--- INSTRUCTIONS FOR THE TASK ---
Keep only the lines where "JMeterMenuBar" appears.

--- EXTRACTED ENTRIES ---
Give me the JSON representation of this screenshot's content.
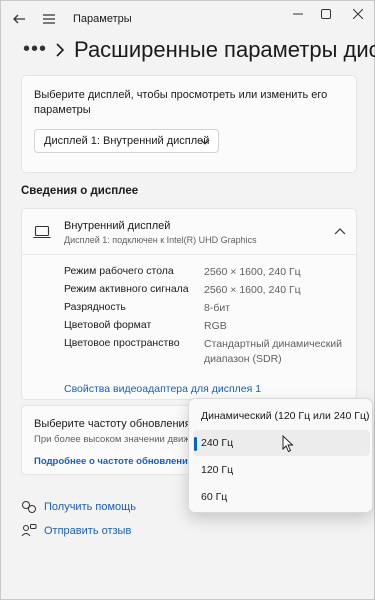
{
  "window": {
    "title": "Параметры",
    "minimize_icon": "minimize-icon",
    "maximize_icon": "maximize-icon",
    "close_icon": "close-icon"
  },
  "header": {
    "overflow_dots": "•••",
    "title": "Расширенные параметры дисплея"
  },
  "select_display": {
    "prompt": "Выберите дисплей, чтобы просмотреть или изменить его параметры",
    "selected_value": "Дисплей 1: Внутренний дисплей"
  },
  "display_info": {
    "section_title": "Сведения о дисплее",
    "device_name": "Внутренний дисплей",
    "device_sub": "Дисплей 1: подключен к Intel(R) UHD Graphics",
    "rows": [
      {
        "key": "Режим рабочего стола",
        "value": "2560 × 1600, 240 Гц"
      },
      {
        "key": "Режим активного сигнала",
        "value": "2560 × 1600, 240 Гц"
      },
      {
        "key": "Разрядность",
        "value": "8-бит"
      },
      {
        "key": "Цветовой формат",
        "value": "RGB"
      },
      {
        "key": "Цветовое пространство",
        "value": "Стандартный динамический диапазон (SDR)"
      }
    ],
    "adapter_link": "Свойства видеоадаптера для дисплея 1"
  },
  "refresh_rate": {
    "title": "Выберите частоту обновления",
    "description": "При более высоком значении движения будут более плавное, но потребление больше энергии",
    "link": "Подробнее о частоте обновления",
    "options": [
      {
        "label": "Динамический (120 Гц или 240 Гц)",
        "selected": false
      },
      {
        "label": "240 Гц",
        "selected": true
      },
      {
        "label": "120 Гц",
        "selected": false
      },
      {
        "label": "60 Гц",
        "selected": false
      }
    ]
  },
  "footer": {
    "help": "Получить помощь",
    "feedback": "Отправить отзыв"
  },
  "colors": {
    "accent": "#0067c0",
    "link": "#1a5fb4",
    "background": "#f3f3f3",
    "card": "#fbfbfb"
  }
}
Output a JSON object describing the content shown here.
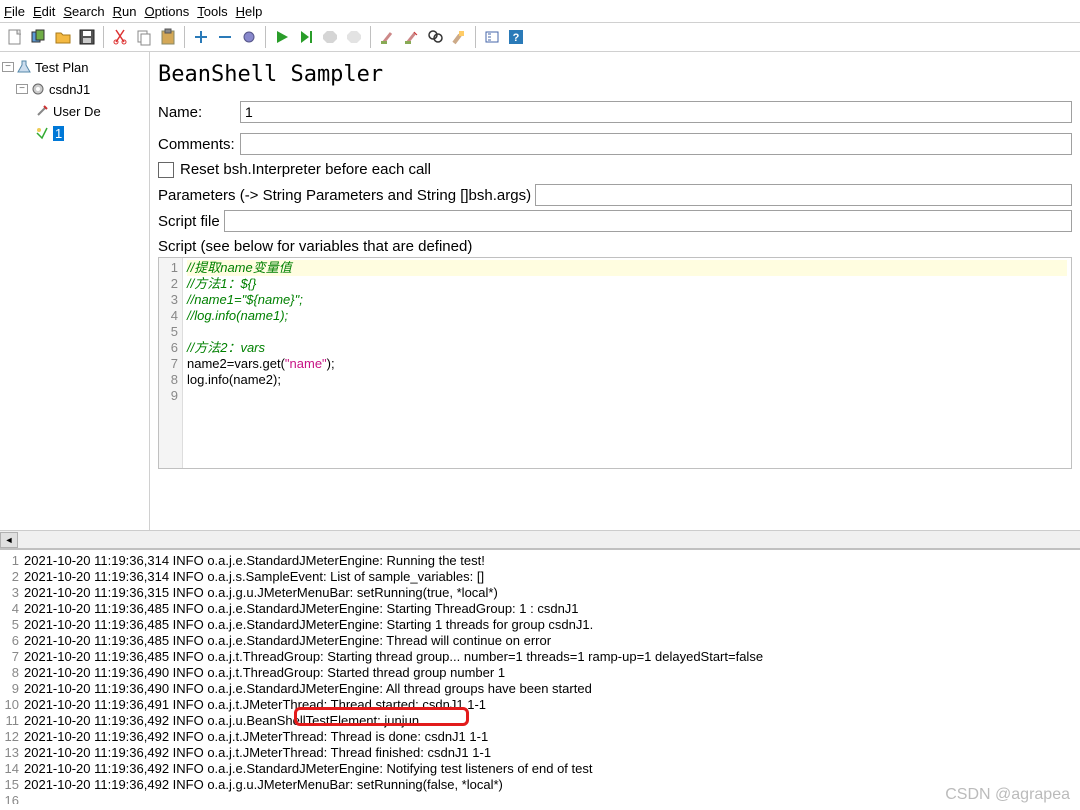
{
  "menu": {
    "items": [
      "File",
      "Edit",
      "Search",
      "Run",
      "Options",
      "Tools",
      "Help"
    ],
    "keys": [
      "F",
      "E",
      "S",
      "R",
      "O",
      "T",
      "H"
    ]
  },
  "tree": {
    "root": "Test Plan",
    "n1": "csdnJ1",
    "n2": "User De",
    "n3": "1"
  },
  "editor": {
    "title": "BeanShell Sampler",
    "name_label": "Name:",
    "name_value": "1",
    "comments_label": "Comments:",
    "comments_value": "",
    "reset_label": "Reset bsh.Interpreter before each call",
    "params_label": "Parameters (-> String Parameters and String []bsh.args)",
    "params_value": "",
    "scriptfile_label": "Script file",
    "scriptfile_value": "",
    "script_label": "Script (see below for variables that are defined)"
  },
  "code": {
    "l1": "//提取name变量值",
    "l2": "//方法1：${}",
    "l3": "//name1=\"${name}\";",
    "l4": "//log.info(name1);",
    "l6": "//方法2：vars",
    "l7a": "name2=vars.get(",
    "l7s": "\"name\"",
    "l7b": ");",
    "l8": "log.info(name2);"
  },
  "log": {
    "lines": [
      "2021-10-20 11:19:36,314 INFO o.a.j.e.StandardJMeterEngine: Running the test!",
      "2021-10-20 11:19:36,314 INFO o.a.j.s.SampleEvent: List of sample_variables: []",
      "2021-10-20 11:19:36,315 INFO o.a.j.g.u.JMeterMenuBar: setRunning(true, *local*)",
      "2021-10-20 11:19:36,485 INFO o.a.j.e.StandardJMeterEngine: Starting ThreadGroup: 1 : csdnJ1",
      "2021-10-20 11:19:36,485 INFO o.a.j.e.StandardJMeterEngine: Starting 1 threads for group csdnJ1.",
      "2021-10-20 11:19:36,485 INFO o.a.j.e.StandardJMeterEngine: Thread will continue on error",
      "2021-10-20 11:19:36,485 INFO o.a.j.t.ThreadGroup: Starting thread group... number=1 threads=1 ramp-up=1 delayedStart=false",
      "2021-10-20 11:19:36,490 INFO o.a.j.t.ThreadGroup: Started thread group number 1",
      "2021-10-20 11:19:36,490 INFO o.a.j.e.StandardJMeterEngine: All thread groups have been started",
      "2021-10-20 11:19:36,491 INFO o.a.j.t.JMeterThread: Thread started: csdnJ1 1-1",
      "2021-10-20 11:19:36,492 INFO o.a.j.u.BeanShellTestElement: junjun",
      "2021-10-20 11:19:36,492 INFO o.a.j.t.JMeterThread: Thread is done: csdnJ1 1-1",
      "2021-10-20 11:19:36,492 INFO o.a.j.t.JMeterThread: Thread finished: csdnJ1 1-1",
      "2021-10-20 11:19:36,492 INFO o.a.j.e.StandardJMeterEngine: Notifying test listeners of end of test",
      "2021-10-20 11:19:36,492 INFO o.a.j.g.u.JMeterMenuBar: setRunning(false, *local*)",
      ""
    ]
  },
  "watermark": "CSDN @agrapea"
}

--- ANSWER TO THIS TASK ---
      "2021-10-20 11:19:36,315 INFO o.a.j.g.u.JMeterMenuBar: setRunning(true, *local*)",
      "2021-10-20 11:19:36,492 INFO o.a.j.g.u.JMeterMenuBar: setRunning(false, *local*)",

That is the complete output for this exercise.